■ Supplied material:
......

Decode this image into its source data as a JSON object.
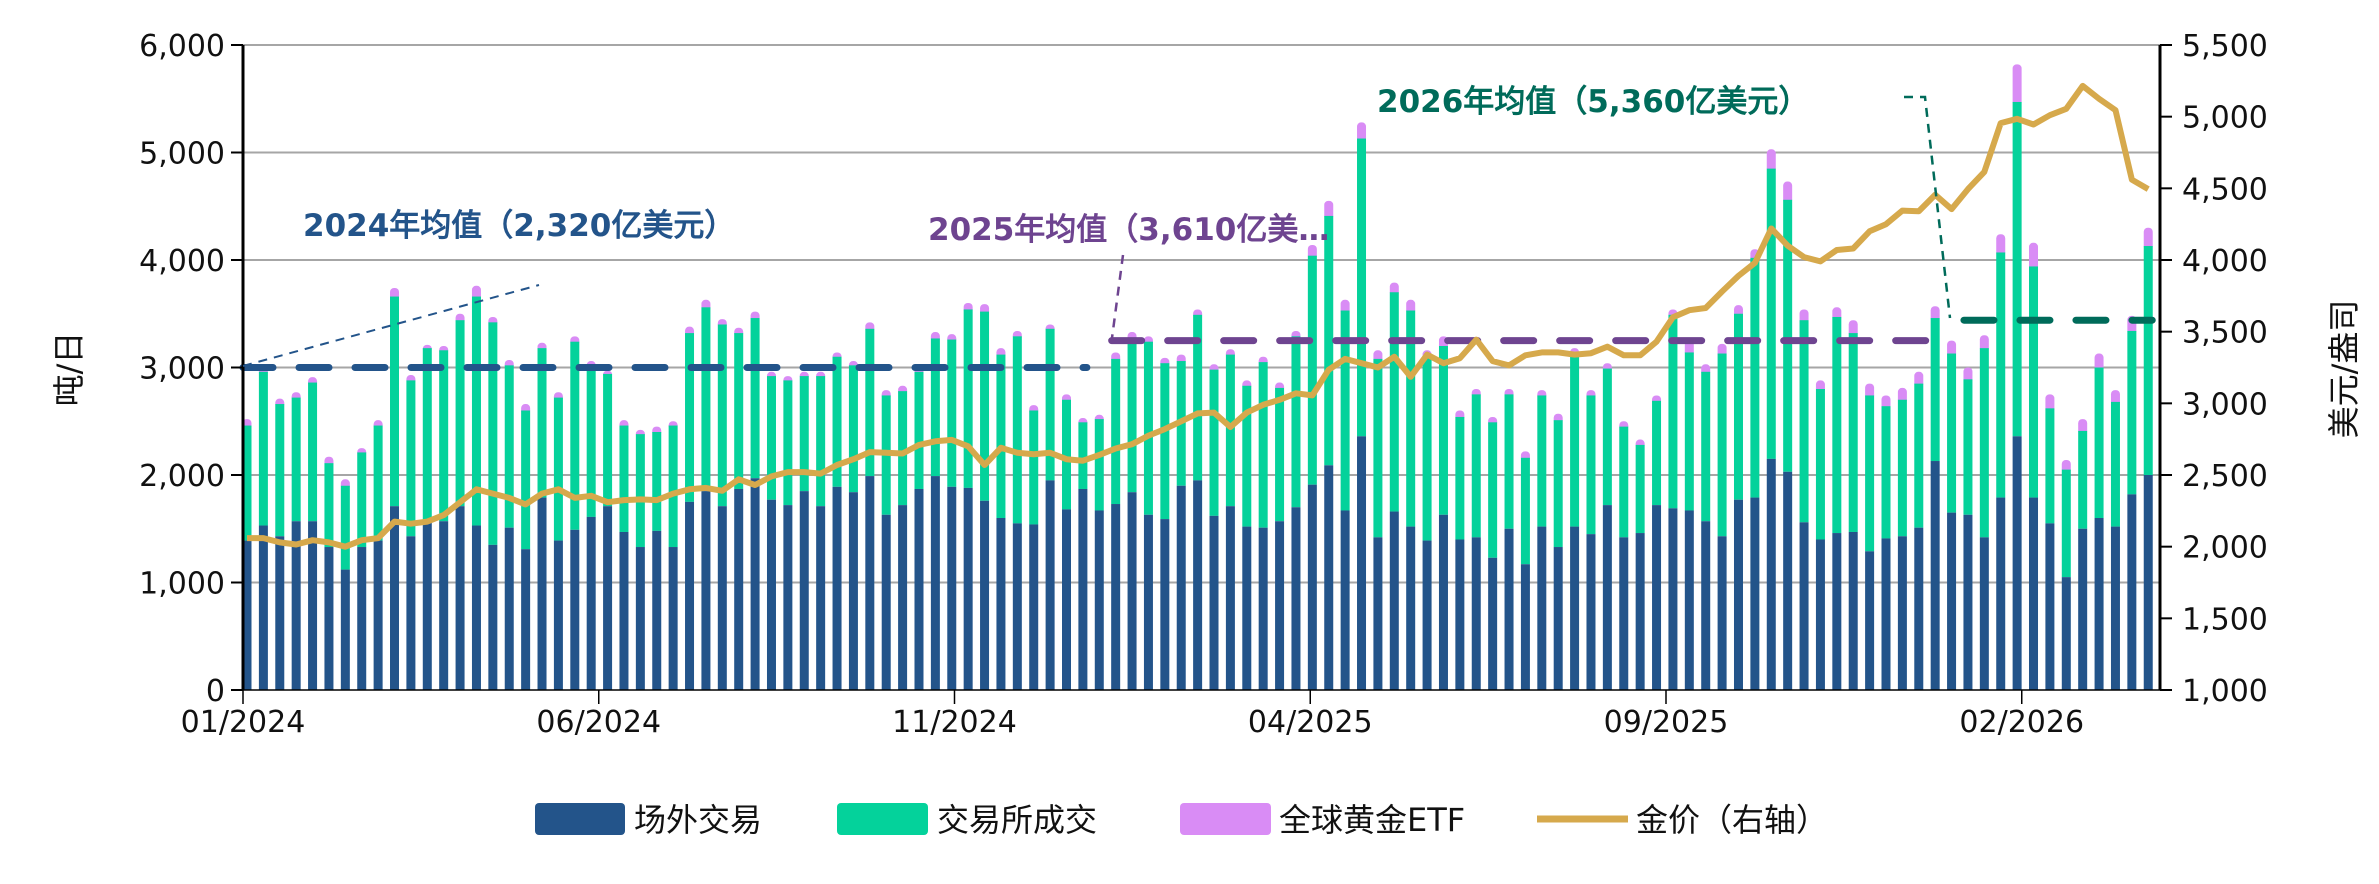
{
  "chart_data": {
    "type": "bar",
    "stacked": true,
    "frequency": "weekly",
    "title": "",
    "ylabel": "吨/日",
    "y2label": "美元/盎司",
    "ylim": [
      0,
      6000
    ],
    "y2lim": [
      1000,
      5500
    ],
    "yticks": [
      "0",
      "1,000",
      "2,000",
      "3,000",
      "4,000",
      "5,000",
      "6,000"
    ],
    "y2ticks": [
      "1,000",
      "1,500",
      "2,000",
      "2,500",
      "3,000",
      "3,500",
      "4,000",
      "4,500",
      "5,000",
      "5,500"
    ],
    "xticks": [
      "01/2024",
      "06/2024",
      "11/2024",
      "04/2025",
      "09/2025",
      "02/2026"
    ],
    "grid": true,
    "legend_position": "bottom",
    "colors": {
      "otc": "#23548a",
      "exchange": "#04d29b",
      "etf": "#d98cf5",
      "gold": "#d6a94c",
      "avg2024": "#23548a",
      "avg2025": "#6e4490",
      "avg2026": "#006b5a"
    },
    "series": [
      {
        "name": "场外交易",
        "type": "bar",
        "axis": "left",
        "values": [
          1390,
          1530,
          1430,
          1570,
          1570,
          1330,
          1120,
          1330,
          1390,
          1710,
          1430,
          1570,
          1570,
          1710,
          1530,
          1350,
          1510,
          1310,
          1790,
          1390,
          1490,
          1610,
          1710,
          1470,
          1330,
          1480,
          1330,
          1750,
          1850,
          1710,
          1870,
          1970,
          1770,
          1720,
          1850,
          1710,
          1890,
          1840,
          1990,
          1630,
          1720,
          1870,
          1990,
          1890,
          1880,
          1760,
          1600,
          1550,
          1540,
          1950,
          1680,
          1870,
          1670,
          1730,
          1840,
          1630,
          1590,
          1900,
          1950,
          1620,
          1710,
          1520,
          1510,
          1570,
          1700,
          1910,
          2090,
          1670,
          2360,
          1420,
          1660,
          1520,
          1390,
          1630,
          1400,
          1420,
          1230,
          1500,
          1170,
          1520,
          1330,
          1520,
          1450,
          1720,
          1420,
          1460,
          1720,
          1690,
          1670,
          1570,
          1430,
          1770,
          1790,
          2150,
          2030,
          1560,
          1400,
          1460,
          1470,
          1290,
          1410,
          1430,
          1510,
          2130,
          1650,
          1630,
          1420,
          1790,
          2360,
          1790,
          1550,
          1050,
          1500,
          1600,
          1520,
          1820,
          2000
        ]
      },
      {
        "name": "交易所成交",
        "type": "bar",
        "axis": "left",
        "values": [
          1070,
          1430,
          1230,
          1150,
          1290,
          780,
          780,
          880,
          1070,
          1950,
          1450,
          1610,
          1590,
          1730,
          2130,
          2070,
          1510,
          1290,
          1390,
          1330,
          1750,
          1410,
          1230,
          990,
          1050,
          920,
          1130,
          1570,
          1710,
          1690,
          1450,
          1490,
          1150,
          1160,
          1070,
          1210,
          1210,
          1180,
          1370,
          1110,
          1060,
          1090,
          1280,
          1370,
          1660,
          1760,
          1520,
          1740,
          1060,
          1410,
          1020,
          620,
          850,
          1350,
          1430,
          1610,
          1450,
          1160,
          1540,
          1360,
          1410,
          1310,
          1540,
          1240,
          1590,
          2130,
          2320,
          1860,
          2770,
          1660,
          2040,
          2010,
          1710,
          1570,
          1140,
          1330,
          1260,
          1250,
          990,
          1220,
          1180,
          1620,
          1290,
          1270,
          1030,
          820,
          970,
          1800,
          1470,
          1390,
          1700,
          1730,
          2230,
          2700,
          2530,
          1880,
          1400,
          2010,
          1850,
          1450,
          1230,
          1270,
          1340,
          1330,
          1480,
          1260,
          1760,
          2280,
          3110,
          2150,
          1070,
          1000,
          910,
          1400,
          1160,
          1520,
          2130
        ]
      },
      {
        "name": "全球黄金ETF",
        "type": "bar",
        "axis": "left",
        "values": [
          60,
          40,
          50,
          50,
          50,
          60,
          60,
          40,
          50,
          80,
          50,
          30,
          40,
          60,
          100,
          50,
          50,
          60,
          50,
          50,
          50,
          40,
          30,
          50,
          40,
          50,
          40,
          60,
          70,
          50,
          50,
          60,
          40,
          40,
          40,
          40,
          40,
          40,
          60,
          50,
          50,
          40,
          60,
          50,
          60,
          70,
          60,
          50,
          50,
          40,
          50,
          40,
          40,
          60,
          60,
          50,
          50,
          60,
          50,
          50,
          50,
          50,
          50,
          50,
          50,
          100,
          140,
          100,
          150,
          80,
          90,
          100,
          60,
          90,
          60,
          50,
          50,
          50,
          60,
          50,
          60,
          40,
          50,
          50,
          50,
          50,
          50,
          50,
          110,
          70,
          90,
          80,
          80,
          180,
          170,
          100,
          80,
          90,
          120,
          110,
          100,
          110,
          110,
          110,
          120,
          110,
          120,
          170,
          350,
          220,
          130,
          90,
          110,
          130,
          110,
          140,
          170
        ]
      },
      {
        "name": "金价（右轴）",
        "type": "line",
        "axis": "right",
        "values": [
          2060,
          2060,
          2030,
          2015,
          2045,
          2030,
          2000,
          2045,
          2060,
          2175,
          2160,
          2175,
          2220,
          2310,
          2400,
          2370,
          2340,
          2295,
          2370,
          2400,
          2340,
          2355,
          2310,
          2325,
          2330,
          2325,
          2370,
          2400,
          2410,
          2390,
          2470,
          2430,
          2490,
          2520,
          2520,
          2510,
          2570,
          2610,
          2660,
          2655,
          2650,
          2710,
          2735,
          2745,
          2700,
          2570,
          2690,
          2655,
          2645,
          2655,
          2610,
          2600,
          2640,
          2685,
          2715,
          2775,
          2820,
          2875,
          2930,
          2935,
          2835,
          2935,
          2990,
          3025,
          3070,
          3055,
          3235,
          3310,
          3280,
          3250,
          3325,
          3185,
          3340,
          3280,
          3315,
          3445,
          3295,
          3265,
          3335,
          3355,
          3355,
          3340,
          3350,
          3395,
          3335,
          3335,
          3430,
          3600,
          3650,
          3665,
          3780,
          3890,
          3980,
          4220,
          4100,
          4020,
          3990,
          4070,
          4080,
          4200,
          4250,
          4345,
          4340,
          4455,
          4355,
          4495,
          4615,
          4955,
          4985,
          4945,
          5010,
          5055,
          5215,
          5125,
          5045,
          4560,
          4495
        ]
      }
    ],
    "annotations": [
      {
        "label": "2024年均值（2,320亿美元）",
        "average_tons_per_day": 3000,
        "color": "#23548a"
      },
      {
        "label": "2025年均值（3,610亿美…",
        "average_tons_per_day": 3250,
        "color": "#6e4490"
      },
      {
        "label": "2026年均值（5,360亿美元）",
        "average_tons_per_day": 3440,
        "color": "#006b5a"
      }
    ]
  }
}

......

■ The problem:
Without the pictures, restate all of the entries above verbatim.

■ Output for this task:
Decode this image into its source data as a JSON object.
{
  "chart_data": {
    "type": "bar",
    "stacked": true,
    "frequency": "weekly",
    "title": "",
    "ylabel": "吨/日",
    "y2label": "美元/盎司",
    "ylim": [
      0,
      6000
    ],
    "y2lim": [
      1000,
      5500
    ],
    "yticks": [
      "0",
      "1,000",
      "2,000",
      "3,000",
      "4,000",
      "5,000",
      "6,000"
    ],
    "y2ticks": [
      "1,000",
      "1,500",
      "2,000",
      "2,500",
      "3,000",
      "3,500",
      "4,000",
      "4,500",
      "5,000",
      "5,500"
    ],
    "xticks": [
      "01/2024",
      "06/2024",
      "11/2024",
      "04/2025",
      "09/2025",
      "02/2026"
    ],
    "grid": true,
    "legend_position": "bottom",
    "colors": {
      "otc": "#23548a",
      "exchange": "#04d29b",
      "etf": "#d98cf5",
      "gold": "#d6a94c",
      "avg2024": "#23548a",
      "avg2025": "#6e4490",
      "avg2026": "#006b5a"
    },
    "series": [
      {
        "name": "场外交易",
        "type": "bar",
        "axis": "left",
        "values": [
          1390,
          1530,
          1430,
          1570,
          1570,
          1330,
          1120,
          1330,
          1390,
          1710,
          1430,
          1570,
          1570,
          1710,
          1530,
          1350,
          1510,
          1310,
          1790,
          1390,
          1490,
          1610,
          1710,
          1470,
          1330,
          1480,
          1330,
          1750,
          1850,
          1710,
          1870,
          1970,
          1770,
          1720,
          1850,
          1710,
          1890,
          1840,
          1990,
          1630,
          1720,
          1870,
          1990,
          1890,
          1880,
          1760,
          1600,
          1550,
          1540,
          1950,
          1680,
          1870,
          1670,
          1730,
          1840,
          1630,
          1590,
          1900,
          1950,
          1620,
          1710,
          1520,
          1510,
          1570,
          1700,
          1910,
          2090,
          1670,
          2360,
          1420,
          1660,
          1520,
          1390,
          1630,
          1400,
          1420,
          1230,
          1500,
          1170,
          1520,
          1330,
          1520,
          1450,
          1720,
          1420,
          1460,
          1720,
          1690,
          1670,
          1570,
          1430,
          1770,
          1790,
          2150,
          2030,
          1560,
          1400,
          1460,
          1470,
          1290,
          1410,
          1430,
          1510,
          2130,
          1650,
          1630,
          1420,
          1790,
          2360,
          1790,
          1550,
          1050,
          1500,
          1600,
          1520,
          1820,
          2000
        ]
      },
      {
        "name": "交易所成交",
        "type": "bar",
        "axis": "left",
        "values": [
          1070,
          1430,
          1230,
          1150,
          1290,
          780,
          780,
          880,
          1070,
          1950,
          1450,
          1610,
          1590,
          1730,
          2130,
          2070,
          1510,
          1290,
          1390,
          1330,
          1750,
          1410,
          1230,
          990,
          1050,
          920,
          1130,
          1570,
          1710,
          1690,
          1450,
          1490,
          1150,
          1160,
          1070,
          1210,
          1210,
          1180,
          1370,
          1110,
          1060,
          1090,
          1280,
          1370,
          1660,
          1760,
          1520,
          1740,
          1060,
          1410,
          1020,
          620,
          850,
          1350,
          1430,
          1610,
          1450,
          1160,
          1540,
          1360,
          1410,
          1310,
          1540,
          1240,
          1590,
          2130,
          2320,
          1860,
          2770,
          1660,
          2040,
          2010,
          1710,
          1570,
          1140,
          1330,
          1260,
          1250,
          990,
          1220,
          1180,
          1620,
          1290,
          1270,
          1030,
          820,
          970,
          1800,
          1470,
          1390,
          1700,
          1730,
          2230,
          2700,
          2530,
          1880,
          1400,
          2010,
          1850,
          1450,
          1230,
          1270,
          1340,
          1330,
          1480,
          1260,
          1760,
          2280,
          3110,
          2150,
          1070,
          1000,
          910,
          1400,
          1160,
          1520,
          2130
        ]
      },
      {
        "name": "全球黄金ETF",
        "type": "bar",
        "axis": "left",
        "values": [
          60,
          40,
          50,
          50,
          50,
          60,
          60,
          40,
          50,
          80,
          50,
          30,
          40,
          60,
          100,
          50,
          50,
          60,
          50,
          50,
          50,
          40,
          30,
          50,
          40,
          50,
          40,
          60,
          70,
          50,
          50,
          60,
          40,
          40,
          40,
          40,
          40,
          40,
          60,
          50,
          50,
          40,
          60,
          50,
          60,
          70,
          60,
          50,
          50,
          40,
          50,
          40,
          40,
          60,
          60,
          50,
          50,
          60,
          50,
          50,
          50,
          50,
          50,
          50,
          50,
          100,
          140,
          100,
          150,
          80,
          90,
          100,
          60,
          90,
          60,
          50,
          50,
          50,
          60,
          50,
          60,
          40,
          50,
          50,
          50,
          50,
          50,
          50,
          110,
          70,
          90,
          80,
          80,
          180,
          170,
          100,
          80,
          90,
          120,
          110,
          100,
          110,
          110,
          110,
          120,
          110,
          120,
          170,
          350,
          220,
          130,
          90,
          110,
          130,
          110,
          140,
          170
        ]
      },
      {
        "name": "金价（右轴）",
        "type": "line",
        "axis": "right",
        "values": [
          2060,
          2060,
          2030,
          2015,
          2045,
          2030,
          2000,
          2045,
          2060,
          2175,
          2160,
          2175,
          2220,
          2310,
          2400,
          2370,
          2340,
          2295,
          2370,
          2400,
          2340,
          2355,
          2310,
          2325,
          2330,
          2325,
          2370,
          2400,
          2410,
          2390,
          2470,
          2430,
          2490,
          2520,
          2520,
          2510,
          2570,
          2610,
          2660,
          2655,
          2650,
          2710,
          2735,
          2745,
          2700,
          2570,
          2690,
          2655,
          2645,
          2655,
          2610,
          2600,
          2640,
          2685,
          2715,
          2775,
          2820,
          2875,
          2930,
          2935,
          2835,
          2935,
          2990,
          3025,
          3070,
          3055,
          3235,
          3310,
          3280,
          3250,
          3325,
          3185,
          3340,
          3280,
          3315,
          3445,
          3295,
          3265,
          3335,
          3355,
          3355,
          3340,
          3350,
          3395,
          3335,
          3335,
          3430,
          3600,
          3650,
          3665,
          3780,
          3890,
          3980,
          4220,
          4100,
          4020,
          3990,
          4070,
          4080,
          4200,
          4250,
          4345,
          4340,
          4455,
          4355,
          4495,
          4615,
          4955,
          4985,
          4945,
          5010,
          5055,
          5215,
          5125,
          5045,
          4560,
          4495
        ]
      }
    ],
    "annotations": [
      {
        "label": "2024年均值（2,320亿美元）",
        "average_tons_per_day": 3000,
        "color": "#23548a"
      },
      {
        "label": "2025年均值（3,610亿美…",
        "average_tons_per_day": 3250,
        "color": "#6e4490"
      },
      {
        "label": "2026年均值（5,360亿美元）",
        "average_tons_per_day": 3440,
        "color": "#006b5a"
      }
    ]
  }
}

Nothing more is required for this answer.